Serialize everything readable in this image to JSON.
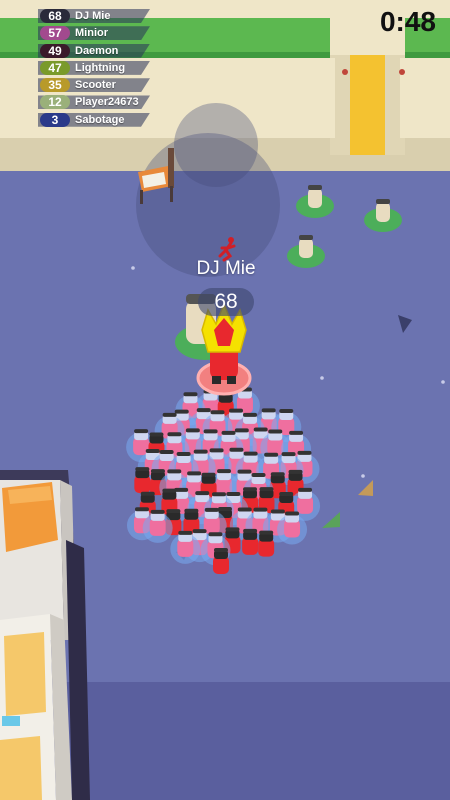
{
  "leaderboard": [
    {
      "count": "68",
      "name": "DJ Mie",
      "color": "#2a2a3a"
    },
    {
      "count": "57",
      "name": "Minior",
      "color": "#a24a8e"
    },
    {
      "count": "49",
      "name": "Daemon",
      "color": "#3a1a2a"
    },
    {
      "count": "47",
      "name": "Lightning",
      "color": "#7a9a2a"
    },
    {
      "count": "35",
      "name": "Scooter",
      "color": "#b89a2a"
    },
    {
      "count": "12",
      "name": "Player24673",
      "color": "#9ab07a"
    },
    {
      "count": "3",
      "name": "Sabotage",
      "color": "#2a3a8a"
    }
  ],
  "timer": "0:48",
  "player": {
    "name": "DJ Mie",
    "count": "68"
  },
  "colors": {
    "floor": "#6b73b0",
    "wall": "#efe6c8",
    "hedge": "#5cb850",
    "path": "#f4c230",
    "crowd_red": "#e8282e",
    "crowd_pink": "#ef6f9f"
  },
  "icons": {
    "crown": "crown-icon",
    "run": "running-figure-icon"
  }
}
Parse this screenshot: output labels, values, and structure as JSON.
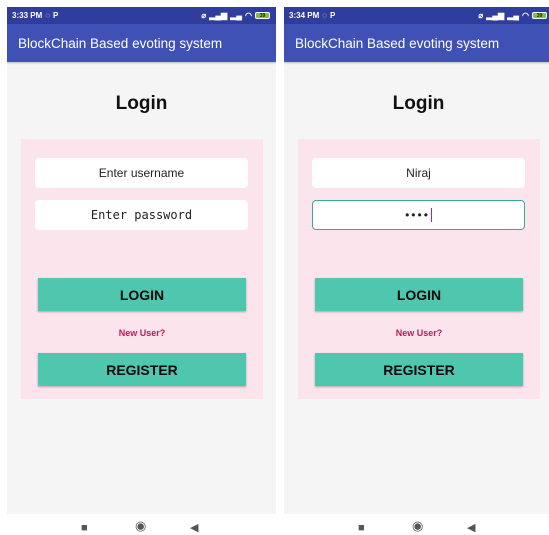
{
  "screens": [
    {
      "status": {
        "time": "3:33 PM",
        "battery": "39"
      },
      "app_title": "BlockChain Based evoting system",
      "heading": "Login",
      "username": {
        "placeholder": "Enter username",
        "value": ""
      },
      "password": {
        "placeholder": "Enter password",
        "masked": ""
      },
      "login_label": "LOGIN",
      "new_user_label": "New User?",
      "register_label": "REGISTER"
    },
    {
      "status": {
        "time": "3:34 PM",
        "battery": "39"
      },
      "app_title": "BlockChain Based evoting system",
      "heading": "Login",
      "username": {
        "placeholder": "",
        "value": "Niraj"
      },
      "password": {
        "placeholder": "",
        "masked": "••••"
      },
      "login_label": "LOGIN",
      "new_user_label": "New User?",
      "register_label": "REGISTER"
    }
  ],
  "colors": {
    "status_bar": "#2f3e9e",
    "app_bar": "#3f51b5",
    "card": "#fce4ec",
    "button": "#4fc7ae",
    "link": "#c2185b",
    "focus_border": "#3aa99a"
  },
  "icons": {
    "status_left": [
      "whatsapp-icon",
      "p-app-icon"
    ],
    "status_right": [
      "alarm-off-icon",
      "signal-icon",
      "signal-2-icon",
      "wifi-icon",
      "battery-icon"
    ],
    "nav": [
      "recents-icon",
      "home-icon",
      "back-icon"
    ]
  }
}
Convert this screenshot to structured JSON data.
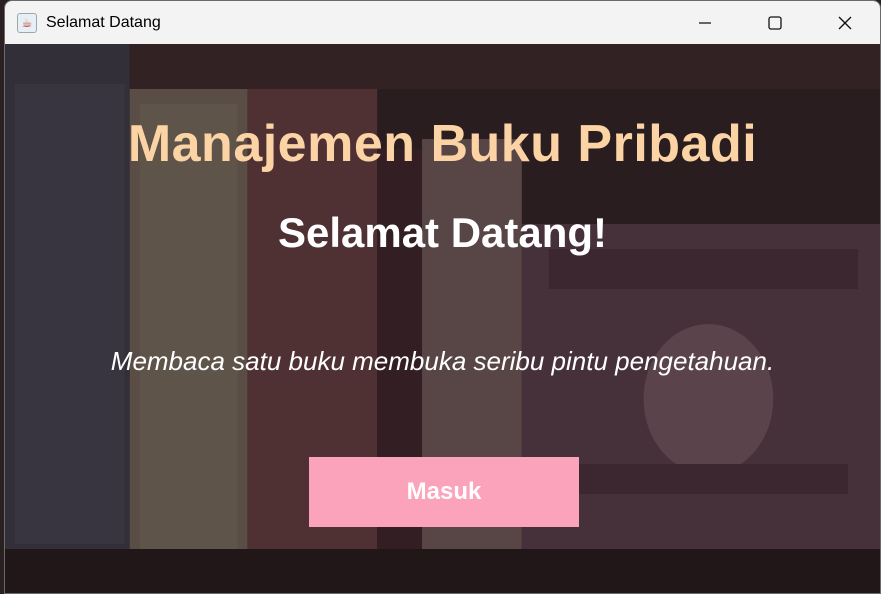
{
  "window": {
    "title": "Selamat Datang",
    "app_icon": "java-cup-icon",
    "controls": [
      "minimize-icon",
      "maximize-icon",
      "close-icon"
    ]
  },
  "main": {
    "heading": "Manajemen Buku Pribadi",
    "subheading": "Selamat Datang!",
    "quote": "Membaca satu buku membuka seribu pintu pengetahuan.",
    "button_label": "Masuk"
  },
  "colors": {
    "heading": "#fcd3a4",
    "subheading": "#ffffff",
    "button": "#fba3ba"
  }
}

• • •

Quote the records in full and exactly; skip any image.

Serialize everything readable in this image to JSON.
{
  "leaderboard": [
    {
      "count": "68",
      "name": "DJ Mie",
      "color": "#2a2a3a"
    },
    {
      "count": "57",
      "name": "Minior",
      "color": "#a24a8e"
    },
    {
      "count": "49",
      "name": "Daemon",
      "color": "#3a1a2a"
    },
    {
      "count": "47",
      "name": "Lightning",
      "color": "#7a9a2a"
    },
    {
      "count": "35",
      "name": "Scooter",
      "color": "#b89a2a"
    },
    {
      "count": "12",
      "name": "Player24673",
      "color": "#9ab07a"
    },
    {
      "count": "3",
      "name": "Sabotage",
      "color": "#2a3a8a"
    }
  ],
  "timer": "0:48",
  "player": {
    "name": "DJ Mie",
    "count": "68"
  },
  "colors": {
    "floor": "#6b73b0",
    "wall": "#efe6c8",
    "hedge": "#5cb850",
    "path": "#f4c230",
    "crowd_red": "#e8282e",
    "crowd_pink": "#ef6f9f"
  },
  "icons": {
    "crown": "crown-icon",
    "run": "running-figure-icon"
  }
}
Parse this screenshot: output labels, values, and structure as JSON.
{
  "screens": [
    {
      "status": {
        "time": "3:33 PM",
        "battery": "39"
      },
      "app_title": "BlockChain Based evoting system",
      "heading": "Login",
      "username": {
        "placeholder": "Enter username",
        "value": ""
      },
      "password": {
        "placeholder": "Enter password",
        "masked": ""
      },
      "login_label": "LOGIN",
      "new_user_label": "New User?",
      "register_label": "REGISTER"
    },
    {
      "status": {
        "time": "3:34 PM",
        "battery": "39"
      },
      "app_title": "BlockChain Based evoting system",
      "heading": "Login",
      "username": {
        "placeholder": "",
        "value": "Niraj"
      },
      "password": {
        "placeholder": "",
        "masked": "••••"
      },
      "login_label": "LOGIN",
      "new_user_label": "New User?",
      "register_label": "REGISTER"
    }
  ],
  "colors": {
    "status_bar": "#2f3e9e",
    "app_bar": "#3f51b5",
    "card": "#fce4ec",
    "button": "#4fc7ae",
    "link": "#c2185b",
    "focus_border": "#3aa99a"
  },
  "icons": {
    "status_left": [
      "whatsapp-icon",
      "p-app-icon"
    ],
    "status_right": [
      "alarm-off-icon",
      "signal-icon",
      "signal-2-icon",
      "wifi-icon",
      "battery-icon"
    ],
    "nav": [
      "recents-icon",
      "home-icon",
      "back-icon"
    ]
  }
}
Convert this screenshot to structured JSON data.
{
  "window": {
    "title": "Selamat Datang",
    "app_icon": "java-cup-icon",
    "controls": [
      "minimize-icon",
      "maximize-icon",
      "close-icon"
    ]
  },
  "main": {
    "heading": "Manajemen Buku Pribadi",
    "subheading": "Selamat Datang!",
    "quote": "Membaca satu buku membuka seribu pintu pengetahuan.",
    "button_label": "Masuk"
  },
  "colors": {
    "heading": "#fcd3a4",
    "subheading": "#ffffff",
    "button": "#fba3ba"
  }
}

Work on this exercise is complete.